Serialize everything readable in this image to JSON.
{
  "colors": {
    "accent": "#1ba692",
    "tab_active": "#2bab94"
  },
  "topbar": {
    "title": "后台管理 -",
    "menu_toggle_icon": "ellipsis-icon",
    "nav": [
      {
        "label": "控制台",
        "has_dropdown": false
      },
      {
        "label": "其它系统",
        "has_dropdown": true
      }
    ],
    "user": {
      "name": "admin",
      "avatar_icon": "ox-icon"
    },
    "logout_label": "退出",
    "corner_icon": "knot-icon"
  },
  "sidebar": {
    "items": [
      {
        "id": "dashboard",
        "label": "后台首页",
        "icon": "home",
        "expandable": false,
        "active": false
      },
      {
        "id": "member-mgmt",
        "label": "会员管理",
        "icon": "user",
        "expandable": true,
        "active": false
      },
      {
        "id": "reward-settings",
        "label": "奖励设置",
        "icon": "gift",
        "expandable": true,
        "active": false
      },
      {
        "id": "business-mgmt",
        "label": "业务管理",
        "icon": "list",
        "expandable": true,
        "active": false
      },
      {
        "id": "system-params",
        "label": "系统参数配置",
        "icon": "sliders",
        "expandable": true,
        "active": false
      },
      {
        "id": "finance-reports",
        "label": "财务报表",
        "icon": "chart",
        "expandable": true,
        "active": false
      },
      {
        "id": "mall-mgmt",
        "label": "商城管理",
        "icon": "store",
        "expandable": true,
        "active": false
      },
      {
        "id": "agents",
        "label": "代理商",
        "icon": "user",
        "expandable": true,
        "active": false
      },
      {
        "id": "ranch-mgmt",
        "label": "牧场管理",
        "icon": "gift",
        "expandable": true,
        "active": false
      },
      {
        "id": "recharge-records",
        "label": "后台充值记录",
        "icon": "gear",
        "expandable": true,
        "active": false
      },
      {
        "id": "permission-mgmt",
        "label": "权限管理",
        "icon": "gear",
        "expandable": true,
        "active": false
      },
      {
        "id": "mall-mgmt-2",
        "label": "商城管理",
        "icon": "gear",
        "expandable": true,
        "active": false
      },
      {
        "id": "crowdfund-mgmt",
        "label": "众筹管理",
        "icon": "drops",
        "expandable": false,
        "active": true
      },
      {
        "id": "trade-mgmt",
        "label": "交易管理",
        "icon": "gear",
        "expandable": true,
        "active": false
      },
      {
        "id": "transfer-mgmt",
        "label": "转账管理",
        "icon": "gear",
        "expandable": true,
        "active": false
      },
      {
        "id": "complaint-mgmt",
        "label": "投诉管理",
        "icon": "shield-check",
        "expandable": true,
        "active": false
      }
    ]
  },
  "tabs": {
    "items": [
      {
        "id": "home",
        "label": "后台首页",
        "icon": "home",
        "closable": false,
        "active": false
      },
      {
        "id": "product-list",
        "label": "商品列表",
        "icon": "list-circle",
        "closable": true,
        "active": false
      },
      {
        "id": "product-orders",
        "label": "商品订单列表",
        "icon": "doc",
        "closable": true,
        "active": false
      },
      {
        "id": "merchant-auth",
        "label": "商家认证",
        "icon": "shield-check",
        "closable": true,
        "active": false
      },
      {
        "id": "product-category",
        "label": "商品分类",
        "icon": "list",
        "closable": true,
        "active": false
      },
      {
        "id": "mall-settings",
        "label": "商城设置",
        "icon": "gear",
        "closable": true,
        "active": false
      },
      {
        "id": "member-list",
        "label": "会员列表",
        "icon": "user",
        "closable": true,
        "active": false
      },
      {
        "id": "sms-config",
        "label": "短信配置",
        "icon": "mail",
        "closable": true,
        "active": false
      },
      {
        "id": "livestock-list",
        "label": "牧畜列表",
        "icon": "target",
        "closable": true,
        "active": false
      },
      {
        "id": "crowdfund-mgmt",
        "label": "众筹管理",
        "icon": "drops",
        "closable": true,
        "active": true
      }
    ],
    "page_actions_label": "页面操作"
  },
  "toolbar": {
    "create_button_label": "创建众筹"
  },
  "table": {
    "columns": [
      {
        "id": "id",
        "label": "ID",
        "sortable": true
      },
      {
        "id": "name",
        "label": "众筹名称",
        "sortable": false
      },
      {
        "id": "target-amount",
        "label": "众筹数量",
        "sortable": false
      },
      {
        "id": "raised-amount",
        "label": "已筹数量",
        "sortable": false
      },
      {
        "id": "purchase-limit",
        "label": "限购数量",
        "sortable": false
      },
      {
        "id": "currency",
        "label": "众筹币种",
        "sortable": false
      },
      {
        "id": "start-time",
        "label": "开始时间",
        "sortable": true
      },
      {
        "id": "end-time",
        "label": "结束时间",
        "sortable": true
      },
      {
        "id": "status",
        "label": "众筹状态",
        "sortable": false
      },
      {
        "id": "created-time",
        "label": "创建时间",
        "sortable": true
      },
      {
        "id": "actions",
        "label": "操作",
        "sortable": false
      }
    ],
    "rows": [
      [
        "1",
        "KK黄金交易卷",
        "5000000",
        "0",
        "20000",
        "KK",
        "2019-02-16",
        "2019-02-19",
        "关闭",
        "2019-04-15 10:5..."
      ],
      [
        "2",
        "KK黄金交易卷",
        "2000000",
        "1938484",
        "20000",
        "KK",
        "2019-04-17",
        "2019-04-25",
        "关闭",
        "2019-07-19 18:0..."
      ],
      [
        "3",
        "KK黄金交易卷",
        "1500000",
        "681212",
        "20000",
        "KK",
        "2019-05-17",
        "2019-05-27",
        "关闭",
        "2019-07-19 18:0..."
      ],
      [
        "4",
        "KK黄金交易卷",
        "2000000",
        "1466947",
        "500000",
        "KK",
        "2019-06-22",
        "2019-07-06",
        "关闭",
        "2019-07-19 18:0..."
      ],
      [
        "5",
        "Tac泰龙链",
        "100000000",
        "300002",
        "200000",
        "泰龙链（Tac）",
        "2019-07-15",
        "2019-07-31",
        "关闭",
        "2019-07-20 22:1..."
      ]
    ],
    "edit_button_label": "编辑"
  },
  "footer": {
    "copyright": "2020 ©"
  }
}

→ TASK REQUIREMENTS
Write every entry out again exactly.

→ RESPONSE TO THIS EXERCISE
Serialize everything readable in this image to JSON.
{
  "colors": {
    "accent": "#1ba692",
    "tab_active": "#2bab94"
  },
  "topbar": {
    "title": "后台管理 -",
    "menu_toggle_icon": "ellipsis-icon",
    "nav": [
      {
        "label": "控制台",
        "has_dropdown": false
      },
      {
        "label": "其它系统",
        "has_dropdown": true
      }
    ],
    "user": {
      "name": "admin",
      "avatar_icon": "ox-icon"
    },
    "logout_label": "退出",
    "corner_icon": "knot-icon"
  },
  "sidebar": {
    "items": [
      {
        "id": "dashboard",
        "label": "后台首页",
        "icon": "home",
        "expandable": false,
        "active": false
      },
      {
        "id": "member-mgmt",
        "label": "会员管理",
        "icon": "user",
        "expandable": true,
        "active": false
      },
      {
        "id": "reward-settings",
        "label": "奖励设置",
        "icon": "gift",
        "expandable": true,
        "active": false
      },
      {
        "id": "business-mgmt",
        "label": "业务管理",
        "icon": "list",
        "expandable": true,
        "active": false
      },
      {
        "id": "system-params",
        "label": "系统参数配置",
        "icon": "sliders",
        "expandable": true,
        "active": false
      },
      {
        "id": "finance-reports",
        "label": "财务报表",
        "icon": "chart",
        "expandable": true,
        "active": false
      },
      {
        "id": "mall-mgmt",
        "label": "商城管理",
        "icon": "store",
        "expandable": true,
        "active": false
      },
      {
        "id": "agents",
        "label": "代理商",
        "icon": "user",
        "expandable": true,
        "active": false
      },
      {
        "id": "ranch-mgmt",
        "label": "牧场管理",
        "icon": "gift",
        "expandable": true,
        "active": false
      },
      {
        "id": "recharge-records",
        "label": "后台充值记录",
        "icon": "gear",
        "expandable": true,
        "active": false
      },
      {
        "id": "permission-mgmt",
        "label": "权限管理",
        "icon": "gear",
        "expandable": true,
        "active": false
      },
      {
        "id": "mall-mgmt-2",
        "label": "商城管理",
        "icon": "gear",
        "expandable": true,
        "active": false
      },
      {
        "id": "crowdfund-mgmt",
        "label": "众筹管理",
        "icon": "drops",
        "expandable": false,
        "active": true
      },
      {
        "id": "trade-mgmt",
        "label": "交易管理",
        "icon": "gear",
        "expandable": true,
        "active": false
      },
      {
        "id": "transfer-mgmt",
        "label": "转账管理",
        "icon": "gear",
        "expandable": true,
        "active": false
      },
      {
        "id": "complaint-mgmt",
        "label": "投诉管理",
        "icon": "shield-check",
        "expandable": true,
        "active": false
      }
    ]
  },
  "tabs": {
    "items": [
      {
        "id": "home",
        "label": "后台首页",
        "icon": "home",
        "closable": false,
        "active": false
      },
      {
        "id": "product-list",
        "label": "商品列表",
        "icon": "list-circle",
        "closable": true,
        "active": false
      },
      {
        "id": "product-orders",
        "label": "商品订单列表",
        "icon": "doc",
        "closable": true,
        "active": false
      },
      {
        "id": "merchant-auth",
        "label": "商家认证",
        "icon": "shield-check",
        "closable": true,
        "active": false
      },
      {
        "id": "product-category",
        "label": "商品分类",
        "icon": "list",
        "closable": true,
        "active": false
      },
      {
        "id": "mall-settings",
        "label": "商城设置",
        "icon": "gear",
        "closable": true,
        "active": false
      },
      {
        "id": "member-list",
        "label": "会员列表",
        "icon": "user",
        "closable": true,
        "active": false
      },
      {
        "id": "sms-config",
        "label": "短信配置",
        "icon": "mail",
        "closable": true,
        "active": false
      },
      {
        "id": "livestock-list",
        "label": "牧畜列表",
        "icon": "target",
        "closable": true,
        "active": false
      },
      {
        "id": "crowdfund-mgmt",
        "label": "众筹管理",
        "icon": "drops",
        "closable": true,
        "active": true
      }
    ],
    "page_actions_label": "页面操作"
  },
  "toolbar": {
    "create_button_label": "创建众筹"
  },
  "table": {
    "columns": [
      {
        "id": "id",
        "label": "ID",
        "sortable": true
      },
      {
        "id": "name",
        "label": "众筹名称",
        "sortable": false
      },
      {
        "id": "target-amount",
        "label": "众筹数量",
        "sortable": false
      },
      {
        "id": "raised-amount",
        "label": "已筹数量",
        "sortable": false
      },
      {
        "id": "purchase-limit",
        "label": "限购数量",
        "sortable": false
      },
      {
        "id": "currency",
        "label": "众筹币种",
        "sortable": false
      },
      {
        "id": "start-time",
        "label": "开始时间",
        "sortable": true
      },
      {
        "id": "end-time",
        "label": "结束时间",
        "sortable": true
      },
      {
        "id": "status",
        "label": "众筹状态",
        "sortable": false
      },
      {
        "id": "created-time",
        "label": "创建时间",
        "sortable": true
      },
      {
        "id": "actions",
        "label": "操作",
        "sortable": false
      }
    ],
    "rows": [
      [
        "1",
        "KK黄金交易卷",
        "5000000",
        "0",
        "20000",
        "KK",
        "2019-02-16",
        "2019-02-19",
        "关闭",
        "2019-04-15 10:5..."
      ],
      [
        "2",
        "KK黄金交易卷",
        "2000000",
        "1938484",
        "20000",
        "KK",
        "2019-04-17",
        "2019-04-25",
        "关闭",
        "2019-07-19 18:0..."
      ],
      [
        "3",
        "KK黄金交易卷",
        "1500000",
        "681212",
        "20000",
        "KK",
        "2019-05-17",
        "2019-05-27",
        "关闭",
        "2019-07-19 18:0..."
      ],
      [
        "4",
        "KK黄金交易卷",
        "2000000",
        "1466947",
        "500000",
        "KK",
        "2019-06-22",
        "2019-07-06",
        "关闭",
        "2019-07-19 18:0..."
      ],
      [
        "5",
        "Tac泰龙链",
        "100000000",
        "300002",
        "200000",
        "泰龙链（Tac）",
        "2019-07-15",
        "2019-07-31",
        "关闭",
        "2019-07-20 22:1..."
      ]
    ],
    "edit_button_label": "编辑"
  },
  "footer": {
    "copyright": "2020 ©"
  }
}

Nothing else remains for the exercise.